SET EXERCISE
Quote all of the data below exactly, please.

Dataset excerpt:
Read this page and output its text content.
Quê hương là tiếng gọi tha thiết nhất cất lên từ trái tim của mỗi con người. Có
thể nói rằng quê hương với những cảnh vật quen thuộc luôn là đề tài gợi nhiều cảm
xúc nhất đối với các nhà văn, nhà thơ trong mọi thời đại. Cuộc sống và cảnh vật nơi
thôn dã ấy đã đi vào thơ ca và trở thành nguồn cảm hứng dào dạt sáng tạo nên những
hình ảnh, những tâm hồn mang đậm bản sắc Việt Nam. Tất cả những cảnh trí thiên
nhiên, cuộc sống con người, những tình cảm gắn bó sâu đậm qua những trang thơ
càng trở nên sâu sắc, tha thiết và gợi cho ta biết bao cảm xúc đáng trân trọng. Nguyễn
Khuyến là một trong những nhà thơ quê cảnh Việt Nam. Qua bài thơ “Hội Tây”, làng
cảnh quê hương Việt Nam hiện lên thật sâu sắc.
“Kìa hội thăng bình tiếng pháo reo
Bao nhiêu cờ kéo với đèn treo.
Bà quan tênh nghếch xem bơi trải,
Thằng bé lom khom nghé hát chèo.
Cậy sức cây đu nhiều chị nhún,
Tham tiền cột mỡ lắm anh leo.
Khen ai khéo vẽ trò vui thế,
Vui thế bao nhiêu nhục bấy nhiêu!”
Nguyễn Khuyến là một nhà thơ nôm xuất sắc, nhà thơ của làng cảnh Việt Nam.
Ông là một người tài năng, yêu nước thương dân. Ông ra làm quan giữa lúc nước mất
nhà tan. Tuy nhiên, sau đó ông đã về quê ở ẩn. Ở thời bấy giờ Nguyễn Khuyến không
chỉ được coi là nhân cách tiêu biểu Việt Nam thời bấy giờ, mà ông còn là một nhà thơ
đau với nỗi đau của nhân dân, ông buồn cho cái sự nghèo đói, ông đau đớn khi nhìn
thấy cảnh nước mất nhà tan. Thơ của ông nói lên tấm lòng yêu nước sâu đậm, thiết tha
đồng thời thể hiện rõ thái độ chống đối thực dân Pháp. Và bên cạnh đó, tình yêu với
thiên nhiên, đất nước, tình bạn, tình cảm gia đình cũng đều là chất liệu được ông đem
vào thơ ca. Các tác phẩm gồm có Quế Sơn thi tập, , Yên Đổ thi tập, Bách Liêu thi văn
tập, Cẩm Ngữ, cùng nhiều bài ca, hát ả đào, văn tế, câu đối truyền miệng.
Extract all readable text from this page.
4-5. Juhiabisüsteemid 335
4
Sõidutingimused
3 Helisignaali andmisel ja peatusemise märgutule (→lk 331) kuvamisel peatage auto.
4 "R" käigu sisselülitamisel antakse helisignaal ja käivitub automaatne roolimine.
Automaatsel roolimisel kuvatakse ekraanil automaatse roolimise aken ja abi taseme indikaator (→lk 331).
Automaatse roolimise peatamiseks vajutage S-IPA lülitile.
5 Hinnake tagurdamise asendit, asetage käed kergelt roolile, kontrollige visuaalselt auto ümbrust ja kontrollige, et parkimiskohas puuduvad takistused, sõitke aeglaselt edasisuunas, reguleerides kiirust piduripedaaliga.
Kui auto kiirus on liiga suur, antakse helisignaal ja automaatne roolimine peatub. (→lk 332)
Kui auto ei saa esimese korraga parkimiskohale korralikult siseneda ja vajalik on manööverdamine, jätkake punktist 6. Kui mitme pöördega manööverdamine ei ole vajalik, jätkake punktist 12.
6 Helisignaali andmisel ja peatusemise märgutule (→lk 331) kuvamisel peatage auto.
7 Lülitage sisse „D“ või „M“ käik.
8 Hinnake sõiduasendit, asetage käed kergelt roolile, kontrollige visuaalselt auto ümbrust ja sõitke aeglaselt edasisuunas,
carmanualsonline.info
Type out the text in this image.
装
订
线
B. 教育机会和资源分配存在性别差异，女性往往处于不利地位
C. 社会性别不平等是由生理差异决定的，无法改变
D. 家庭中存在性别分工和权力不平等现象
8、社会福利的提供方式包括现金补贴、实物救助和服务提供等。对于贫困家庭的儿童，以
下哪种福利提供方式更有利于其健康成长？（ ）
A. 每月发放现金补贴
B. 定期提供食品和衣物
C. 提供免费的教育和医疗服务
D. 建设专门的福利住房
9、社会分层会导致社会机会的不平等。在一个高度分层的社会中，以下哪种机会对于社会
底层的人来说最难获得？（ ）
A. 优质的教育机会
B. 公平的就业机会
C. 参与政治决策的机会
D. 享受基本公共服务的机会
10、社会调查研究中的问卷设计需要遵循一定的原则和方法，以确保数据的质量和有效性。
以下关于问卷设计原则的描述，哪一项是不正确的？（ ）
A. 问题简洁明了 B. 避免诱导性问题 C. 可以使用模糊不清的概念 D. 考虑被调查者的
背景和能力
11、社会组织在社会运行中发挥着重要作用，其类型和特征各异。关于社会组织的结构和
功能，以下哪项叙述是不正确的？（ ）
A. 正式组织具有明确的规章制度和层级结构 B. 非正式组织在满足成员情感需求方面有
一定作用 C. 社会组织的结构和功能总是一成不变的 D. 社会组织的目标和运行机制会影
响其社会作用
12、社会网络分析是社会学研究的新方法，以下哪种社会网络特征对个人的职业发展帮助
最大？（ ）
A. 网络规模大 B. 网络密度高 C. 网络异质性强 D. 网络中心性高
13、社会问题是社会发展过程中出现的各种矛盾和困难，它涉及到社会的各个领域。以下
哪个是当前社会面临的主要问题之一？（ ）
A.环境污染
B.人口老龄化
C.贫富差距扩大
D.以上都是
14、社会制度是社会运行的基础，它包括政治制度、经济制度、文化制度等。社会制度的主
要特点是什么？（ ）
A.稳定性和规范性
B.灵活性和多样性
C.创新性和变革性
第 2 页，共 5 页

WRITTEN ANSWER
Read this page and output its text content.
Quê hương là tiếng gọi tha thiết nhất cất lên từ trái tim của mỗi con người. Có
thể nói rằng quê hương với những cảnh vật quen thuộc luôn là đề tài gợi nhiều cảm
xúc nhất đối với các nhà văn, nhà thơ trong mọi thời đại. Cuộc sống và cảnh vật nơi
thôn dã ấy đã đi vào thơ ca và trở thành nguồn cảm hứng dào dạt sáng tạo nên những
hình ảnh, những tâm hồn mang đậm bản sắc Việt Nam. Tất cả những cảnh trí thiên
nhiên, cuộc sống con người, những tình cảm gắn bó sâu đậm qua những trang thơ
càng trở nên sâu sắc, tha thiết và gợi cho ta biết bao cảm xúc đáng trân trọng. Nguyễn
Khuyến là một trong những nhà thơ quê cảnh Việt Nam. Qua bài thơ “Hội Tây”, làng
cảnh quê hương Việt Nam hiện lên thật sâu sắc.
“Kìa hội thăng bình tiếng pháo reo
Bao nhiêu cờ kéo với đèn treo.
Bà quan tênh nghếch xem bơi trải,
Thằng bé lom khom nghé hát chèo.
Cậy sức cây đu nhiều chị nhún,
Tham tiền cột mỡ lắm anh leo.
Khen ai khéo vẽ trò vui thế,
Vui thế bao nhiêu nhục bấy nhiêu!”
Nguyễn Khuyến là một nhà thơ nôm xuất sắc, nhà thơ của làng cảnh Việt Nam.
Ông là một người tài năng, yêu nước thương dân. Ông ra làm quan giữa lúc nước mất
nhà tan. Tuy nhiên, sau đó ông đã về quê ở ẩn. Ở thời bấy giờ Nguyễn Khuyến không
chỉ được coi là nhân cách tiêu biểu Việt Nam thời bấy giờ, mà ông còn là một nhà thơ
đau với nỗi đau của nhân dân, ông buồn cho cái sự nghèo đói, ông đau đớn khi nhìn
thấy cảnh nước mất nhà tan. Thơ của ông nói lên tấm lòng yêu nước sâu đậm, thiết tha
đồng thời thể hiện rõ thái độ chống đối thực dân Pháp. Và bên cạnh đó, tình yêu với
thiên nhiên, đất nước, tình bạn, tình cảm gia đình cũng đều là chất liệu được ông đem
vào thơ ca. Các tác phẩm gồm có Quế Sơn thi tập, , Yên Đổ thi tập, Bách Liêu thi văn
tập, Cẩm Ngữ, cùng nhiều bài ca, hát ả đào, văn tế, câu đối truyền miệng.
Extract all readable text from this page.
4-5. Juhiabisüsteemid 335
4
Sõidutingimused
3 Helisignaali andmisel ja peatusemise märgutule (→lk 331) kuvamisel peatage auto.
4 "R" käigu sisselülitamisel antakse helisignaal ja käivitub automaatne roolimine.
Automaatsel roolimisel kuvatakse ekraanil automaatse roolimise aken ja abi taseme indikaator (→lk 331).
Automaatse roolimise peatamiseks vajutage S-IPA lülitile.
5 Hinnake tagurdamise asendit, asetage käed kergelt roolile, kontrollige visuaalselt auto ümbrust ja kontrollige, et parkimiskohas puuduvad takistused, sõitke aeglaselt edasisuunas, reguleerides kiirust piduripedaaliga.
Kui auto kiirus on liiga suur, antakse helisignaal ja automaatne roolimine peatub. (→lk 332)
Kui auto ei saa esimese korraga parkimiskohale korralikult siseneda ja vajalik on manööverdamine, jätkake punktist 6. Kui mitme pöördega manööverdamine ei ole vajalik, jätkake punktist 12.
6 Helisignaali andmisel ja peatusemise märgutule (→lk 331) kuvamisel peatage auto.
7 Lülitage sisse „D“ või „M“ käik.
8 Hinnake sõiduasendit, asetage käed kergelt roolile, kontrollige visuaalselt auto ümbrust ja sõitke aeglaselt edasisuunas,
carmanualsonline.info
Type out the text in this image.
装
订
线
B. 教育机会和资源分配存在性别差异，女性往往处于不利地位
C. 社会性别不平等是由生理差异决定的，无法改变
D. 家庭中存在性别分工和权力不平等现象
8、社会福利的提供方式包括现金补贴、实物救助和服务提供等。对于贫困家庭的儿童，以
下哪种福利提供方式更有利于其健康成长？（ ）
A. 每月发放现金补贴
B. 定期提供食品和衣物
C. 提供免费的教育和医疗服务
D. 建设专门的福利住房
9、社会分层会导致社会机会的不平等。在一个高度分层的社会中，以下哪种机会对于社会
底层的人来说最难获得？（ ）
A. 优质的教育机会
B. 公平的就业机会
C. 参与政治决策的机会
D. 享受基本公共服务的机会
10、社会调查研究中的问卷设计需要遵循一定的原则和方法，以确保数据的质量和有效性。
以下关于问卷设计原则的描述，哪一项是不正确的？（ ）
A. 问题简洁明了 B. 避免诱导性问题 C. 可以使用模糊不清的概念 D. 考虑被调查者的
背景和能力
11、社会组织在社会运行中发挥着重要作用，其类型和特征各异。关于社会组织的结构和
功能，以下哪项叙述是不正确的？（ ）
A. 正式组织具有明确的规章制度和层级结构 B. 非正式组织在满足成员情感需求方面有
一定作用 C. 社会组织的结构和功能总是一成不变的 D. 社会组织的目标和运行机制会影
响其社会作用
12、社会网络分析是社会学研究的新方法，以下哪种社会网络特征对个人的职业发展帮助
最大？（ ）
A. 网络规模大 B. 网络密度高 C. 网络异质性强 D. 网络中心性高
13、社会问题是社会发展过程中出现的各种矛盾和困难，它涉及到社会的各个领域。以下
哪个是当前社会面临的主要问题之一？（ ）
A.环境污染
B.人口老龄化
C.贫富差距扩大
D.以上都是
14、社会制度是社会运行的基础，它包括政治制度、经济制度、文化制度等。社会制度的主
要特点是什么？（ ）
A.稳定性和规范性
B.灵活性和多样性
C.创新性和变革性
第 2 页，共 5 页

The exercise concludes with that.